[Begin]
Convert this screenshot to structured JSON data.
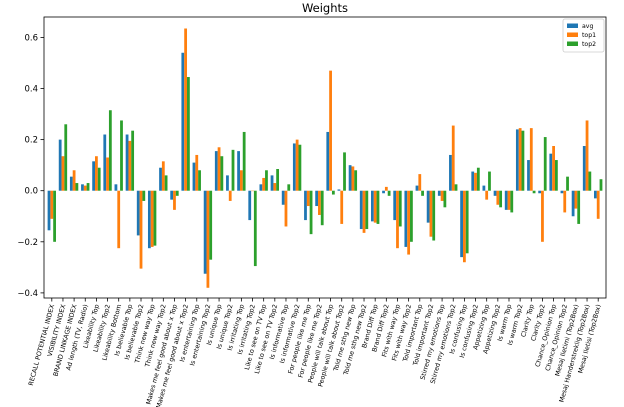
{
  "chart_data": {
    "type": "bar",
    "title": "Weights",
    "xlabel": "",
    "ylabel": "",
    "ylim": [
      -0.42,
      0.68
    ],
    "yticks": [
      -0.4,
      -0.2,
      0.0,
      0.2,
      0.4,
      0.6
    ],
    "ytick_labels": [
      "−0.4",
      "−0.2",
      "0.0",
      "0.2",
      "0.4",
      "0.6"
    ],
    "legend_position": "top-right",
    "grid": false,
    "categories": [
      "RECALL POTENTIAL INDEX",
      "VISIBILITY INDEX",
      "BRAND LINKAGE INDEX",
      "Ad length (TV, Radio)",
      "Likeability Top",
      "Likeability Top2",
      "Likeability Bottom",
      "Is believable Top",
      "Is believable Top2",
      "Think new way Top",
      "Think new way Top2",
      "Makes me feel good about x Top",
      "Makes me feel good about x Top2",
      "Is entertaining Top",
      "Is entertaining Top2",
      "Is unique Top",
      "Is unique Top2",
      "Is irritating Top",
      "Is irritating Top2",
      "Like to see on TV Top",
      "Like to see on TV Top2",
      "Is informative Top",
      "Is informative Top2",
      "For people like me Top",
      "For people like me Top2",
      "People will talk about Top",
      "People will talk about Top2",
      "Told me sthg new Top",
      "Told me sthg new Top2",
      "Brand Diff Top",
      "Brand Diff Top2",
      "Fits with way Top",
      "Fits with way Top2",
      "Told important Top",
      "Told important Top2",
      "Stirred my emotions Top",
      "Stirred my emotions Top2",
      "Is confusing Top",
      "Is confusing Top2",
      "Appetizing Top",
      "Appetizing Top2",
      "Is warm Top",
      "Is warm Top2",
      "Clarity Top",
      "Clarity Top2",
      "Chance_Opinion Top",
      "Chance_Opinion Top2",
      "Mesaj Iletimi (Top2Box)",
      "Mesaj Handerstreklig (Top2Box)",
      "Mesaj Iletisi (Top2Box)"
    ],
    "series": [
      {
        "name": "avg",
        "color": "#1f77b4",
        "values": [
          -0.155,
          0.2,
          0.055,
          0.025,
          0.115,
          0.22,
          0.025,
          0.22,
          -0.175,
          -0.225,
          0.09,
          -0.035,
          0.54,
          0.11,
          -0.325,
          0.155,
          0.06,
          0.155,
          -0.115,
          0.025,
          0.06,
          -0.055,
          0.185,
          -0.115,
          -0.06,
          0.23,
          0.005,
          0.1,
          -0.15,
          -0.12,
          -0.01,
          -0.115,
          -0.22,
          0.02,
          -0.125,
          -0.02,
          0.14,
          -0.26,
          0.075,
          0.02,
          -0.02,
          -0.075,
          0.24,
          0.12,
          -0.01,
          0.145,
          -0.01,
          -0.1,
          0.175,
          -0.03
        ]
      },
      {
        "name": "top1",
        "color": "#ff7f0e",
        "values": [
          -0.11,
          0.135,
          0.08,
          0.02,
          0.135,
          0.13,
          -0.225,
          0.195,
          -0.305,
          -0.22,
          0.115,
          -0.075,
          0.635,
          0.14,
          -0.38,
          0.17,
          -0.04,
          0.08,
          0.0,
          0.05,
          0.03,
          -0.14,
          0.2,
          -0.06,
          -0.095,
          0.47,
          -0.13,
          0.095,
          -0.165,
          -0.125,
          0.015,
          -0.225,
          -0.25,
          0.065,
          -0.18,
          -0.04,
          0.255,
          -0.28,
          0.07,
          -0.035,
          -0.055,
          -0.075,
          0.245,
          0.245,
          -0.2,
          0.175,
          -0.085,
          -0.07,
          0.275,
          -0.11
        ]
      },
      {
        "name": "top2",
        "color": "#2ca02c",
        "values": [
          -0.2,
          0.26,
          0.03,
          0.03,
          0.09,
          0.315,
          0.275,
          0.235,
          -0.04,
          -0.215,
          0.06,
          -0.02,
          0.445,
          0.08,
          -0.27,
          0.135,
          0.16,
          0.23,
          -0.295,
          0.08,
          0.085,
          0.025,
          0.18,
          -0.17,
          -0.135,
          -0.015,
          0.15,
          0.08,
          -0.15,
          -0.13,
          -0.02,
          -0.14,
          -0.2,
          -0.02,
          -0.195,
          -0.065,
          0.025,
          -0.245,
          0.09,
          0.075,
          -0.065,
          -0.085,
          0.235,
          -0.01,
          0.21,
          0.12,
          0.055,
          -0.13,
          0.075,
          0.045
        ]
      }
    ]
  }
}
[End]
Short exercise: Replicate the material above verbatim; images stay out of the copy.

Answer to the task:
Convert this screenshot to structured JSON data.
{
  "chart_data": {
    "type": "bar",
    "title": "Weights",
    "xlabel": "",
    "ylabel": "",
    "ylim": [
      -0.42,
      0.68
    ],
    "yticks": [
      -0.4,
      -0.2,
      0.0,
      0.2,
      0.4,
      0.6
    ],
    "ytick_labels": [
      "−0.4",
      "−0.2",
      "0.0",
      "0.2",
      "0.4",
      "0.6"
    ],
    "legend_position": "top-right",
    "grid": false,
    "categories": [
      "RECALL POTENTIAL INDEX",
      "VISIBILITY INDEX",
      "BRAND LINKAGE INDEX",
      "Ad length (TV, Radio)",
      "Likeability Top",
      "Likeability Top2",
      "Likeability Bottom",
      "Is believable Top",
      "Is believable Top2",
      "Think new way Top",
      "Think new way Top2",
      "Makes me feel good about x Top",
      "Makes me feel good about x Top2",
      "Is entertaining Top",
      "Is entertaining Top2",
      "Is unique Top",
      "Is unique Top2",
      "Is irritating Top",
      "Is irritating Top2",
      "Like to see on TV Top",
      "Like to see on TV Top2",
      "Is informative Top",
      "Is informative Top2",
      "For people like me Top",
      "For people like me Top2",
      "People will talk about Top",
      "People will talk about Top2",
      "Told me sthg new Top",
      "Told me sthg new Top2",
      "Brand Diff Top",
      "Brand Diff Top2",
      "Fits with way Top",
      "Fits with way Top2",
      "Told important Top",
      "Told important Top2",
      "Stirred my emotions Top",
      "Stirred my emotions Top2",
      "Is confusing Top",
      "Is confusing Top2",
      "Appetizing Top",
      "Appetizing Top2",
      "Is warm Top",
      "Is warm Top2",
      "Clarity Top",
      "Clarity Top2",
      "Chance_Opinion Top",
      "Chance_Opinion Top2",
      "Mesaj Iletimi (Top2Box)",
      "Mesaj Handerstreklig (Top2Box)",
      "Mesaj Iletisi (Top2Box)"
    ],
    "series": [
      {
        "name": "avg",
        "color": "#1f77b4",
        "values": [
          -0.155,
          0.2,
          0.055,
          0.025,
          0.115,
          0.22,
          0.025,
          0.22,
          -0.175,
          -0.225,
          0.09,
          -0.035,
          0.54,
          0.11,
          -0.325,
          0.155,
          0.06,
          0.155,
          -0.115,
          0.025,
          0.06,
          -0.055,
          0.185,
          -0.115,
          -0.06,
          0.23,
          0.005,
          0.1,
          -0.15,
          -0.12,
          -0.01,
          -0.115,
          -0.22,
          0.02,
          -0.125,
          -0.02,
          0.14,
          -0.26,
          0.075,
          0.02,
          -0.02,
          -0.075,
          0.24,
          0.12,
          -0.01,
          0.145,
          -0.01,
          -0.1,
          0.175,
          -0.03
        ]
      },
      {
        "name": "top1",
        "color": "#ff7f0e",
        "values": [
          -0.11,
          0.135,
          0.08,
          0.02,
          0.135,
          0.13,
          -0.225,
          0.195,
          -0.305,
          -0.22,
          0.115,
          -0.075,
          0.635,
          0.14,
          -0.38,
          0.17,
          -0.04,
          0.08,
          0.0,
          0.05,
          0.03,
          -0.14,
          0.2,
          -0.06,
          -0.095,
          0.47,
          -0.13,
          0.095,
          -0.165,
          -0.125,
          0.015,
          -0.225,
          -0.25,
          0.065,
          -0.18,
          -0.04,
          0.255,
          -0.28,
          0.07,
          -0.035,
          -0.055,
          -0.075,
          0.245,
          0.245,
          -0.2,
          0.175,
          -0.085,
          -0.07,
          0.275,
          -0.11
        ]
      },
      {
        "name": "top2",
        "color": "#2ca02c",
        "values": [
          -0.2,
          0.26,
          0.03,
          0.03,
          0.09,
          0.315,
          0.275,
          0.235,
          -0.04,
          -0.215,
          0.06,
          -0.02,
          0.445,
          0.08,
          -0.27,
          0.135,
          0.16,
          0.23,
          -0.295,
          0.08,
          0.085,
          0.025,
          0.18,
          -0.17,
          -0.135,
          -0.015,
          0.15,
          0.08,
          -0.15,
          -0.13,
          -0.02,
          -0.14,
          -0.2,
          -0.02,
          -0.195,
          -0.065,
          0.025,
          -0.245,
          0.09,
          0.075,
          -0.065,
          -0.085,
          0.235,
          -0.01,
          0.21,
          0.12,
          0.055,
          -0.13,
          0.075,
          0.045
        ]
      }
    ]
  }
}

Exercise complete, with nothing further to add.